WHAT YOU NEED TO DO: Transcribe every line, keeping it exact.

DATASET:
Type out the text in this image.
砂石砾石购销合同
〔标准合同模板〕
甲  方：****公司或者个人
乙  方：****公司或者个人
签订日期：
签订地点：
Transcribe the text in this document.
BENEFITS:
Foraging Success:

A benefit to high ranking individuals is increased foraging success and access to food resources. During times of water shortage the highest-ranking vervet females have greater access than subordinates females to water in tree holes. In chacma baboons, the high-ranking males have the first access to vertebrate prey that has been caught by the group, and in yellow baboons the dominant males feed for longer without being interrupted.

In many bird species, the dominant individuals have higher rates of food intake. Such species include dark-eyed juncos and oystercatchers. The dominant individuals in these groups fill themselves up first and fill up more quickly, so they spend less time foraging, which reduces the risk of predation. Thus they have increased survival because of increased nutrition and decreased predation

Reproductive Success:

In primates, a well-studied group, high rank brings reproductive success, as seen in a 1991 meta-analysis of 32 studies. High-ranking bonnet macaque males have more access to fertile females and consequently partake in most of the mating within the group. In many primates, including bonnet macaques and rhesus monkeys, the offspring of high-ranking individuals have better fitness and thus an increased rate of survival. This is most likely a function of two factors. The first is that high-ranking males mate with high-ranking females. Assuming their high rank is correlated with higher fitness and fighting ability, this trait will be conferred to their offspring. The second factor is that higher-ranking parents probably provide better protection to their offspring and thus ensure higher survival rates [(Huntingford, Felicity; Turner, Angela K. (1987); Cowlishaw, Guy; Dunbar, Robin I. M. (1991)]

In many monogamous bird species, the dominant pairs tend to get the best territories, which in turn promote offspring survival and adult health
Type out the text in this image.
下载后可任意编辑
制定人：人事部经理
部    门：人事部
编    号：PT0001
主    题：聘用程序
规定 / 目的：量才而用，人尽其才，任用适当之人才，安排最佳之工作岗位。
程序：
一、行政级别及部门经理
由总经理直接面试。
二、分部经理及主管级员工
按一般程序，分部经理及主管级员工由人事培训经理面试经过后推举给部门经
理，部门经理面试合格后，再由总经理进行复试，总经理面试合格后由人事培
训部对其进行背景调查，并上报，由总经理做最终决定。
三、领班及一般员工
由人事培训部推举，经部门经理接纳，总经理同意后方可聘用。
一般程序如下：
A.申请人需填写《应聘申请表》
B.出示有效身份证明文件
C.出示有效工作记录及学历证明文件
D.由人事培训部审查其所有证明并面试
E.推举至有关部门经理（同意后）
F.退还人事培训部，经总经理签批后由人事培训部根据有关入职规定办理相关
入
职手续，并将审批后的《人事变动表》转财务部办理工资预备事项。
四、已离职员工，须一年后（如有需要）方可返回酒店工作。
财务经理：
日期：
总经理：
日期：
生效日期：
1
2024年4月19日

RESPONSE TO THE EXERCISE:
Type out the text in this image.
砂石砾石购销合同
〔标准合同模板〕
甲  方：****公司或者个人
乙  方：****公司或者个人
签订日期：
签订地点：
Transcribe the text in this document.
BENEFITS:
Foraging Success:

A benefit to high ranking individuals is increased foraging success and access to food resources. During times of water shortage the highest-ranking vervet females have greater access than subordinates females to water in tree holes. In chacma baboons, the high-ranking males have the first access to vertebrate prey that has been caught by the group, and in yellow baboons the dominant males feed for longer without being interrupted.

In many bird species, the dominant individuals have higher rates of food intake. Such species include dark-eyed juncos and oystercatchers. The dominant individuals in these groups fill themselves up first and fill up more quickly, so they spend less time foraging, which reduces the risk of predation. Thus they have increased survival because of increased nutrition and decreased predation

Reproductive Success:

In primates, a well-studied group, high rank brings reproductive success, as seen in a 1991 meta-analysis of 32 studies. High-ranking bonnet macaque males have more access to fertile females and consequently partake in most of the mating within the group. In many primates, including bonnet macaques and rhesus monkeys, the offspring of high-ranking individuals have better fitness and thus an increased rate of survival. This is most likely a function of two factors. The first is that high-ranking males mate with high-ranking females. Assuming their high rank is correlated with higher fitness and fighting ability, this trait will be conferred to their offspring. The second factor is that higher-ranking parents probably provide better protection to their offspring and thus ensure higher survival rates [(Huntingford, Felicity; Turner, Angela K. (1987); Cowlishaw, Guy; Dunbar, Robin I. M. (1991)]

In many monogamous bird species, the dominant pairs tend to get the best territories, which in turn promote offspring survival and adult health
Type out the text in this image.
下载后可任意编辑
制定人：人事部经理
部    门：人事部
编    号：PT0001
主    题：聘用程序
规定 / 目的：量才而用，人尽其才，任用适当之人才，安排最佳之工作岗位。
程序：
一、行政级别及部门经理
由总经理直接面试。
二、分部经理及主管级员工
按一般程序，分部经理及主管级员工由人事培训经理面试经过后推举给部门经
理，部门经理面试合格后，再由总经理进行复试，总经理面试合格后由人事培
训部对其进行背景调查，并上报，由总经理做最终决定。
三、领班及一般员工
由人事培训部推举，经部门经理接纳，总经理同意后方可聘用。
一般程序如下：
A.申请人需填写《应聘申请表》
B.出示有效身份证明文件
C.出示有效工作记录及学历证明文件
D.由人事培训部审查其所有证明并面试
E.推举至有关部门经理（同意后）
F.退还人事培训部，经总经理签批后由人事培训部根据有关入职规定办理相关
入
职手续，并将审批后的《人事变动表》转财务部办理工资预备事项。
四、已离职员工，须一年后（如有需要）方可返回酒店工作。
财务经理：
日期：
总经理：
日期：
生效日期：
1
2024年4月19日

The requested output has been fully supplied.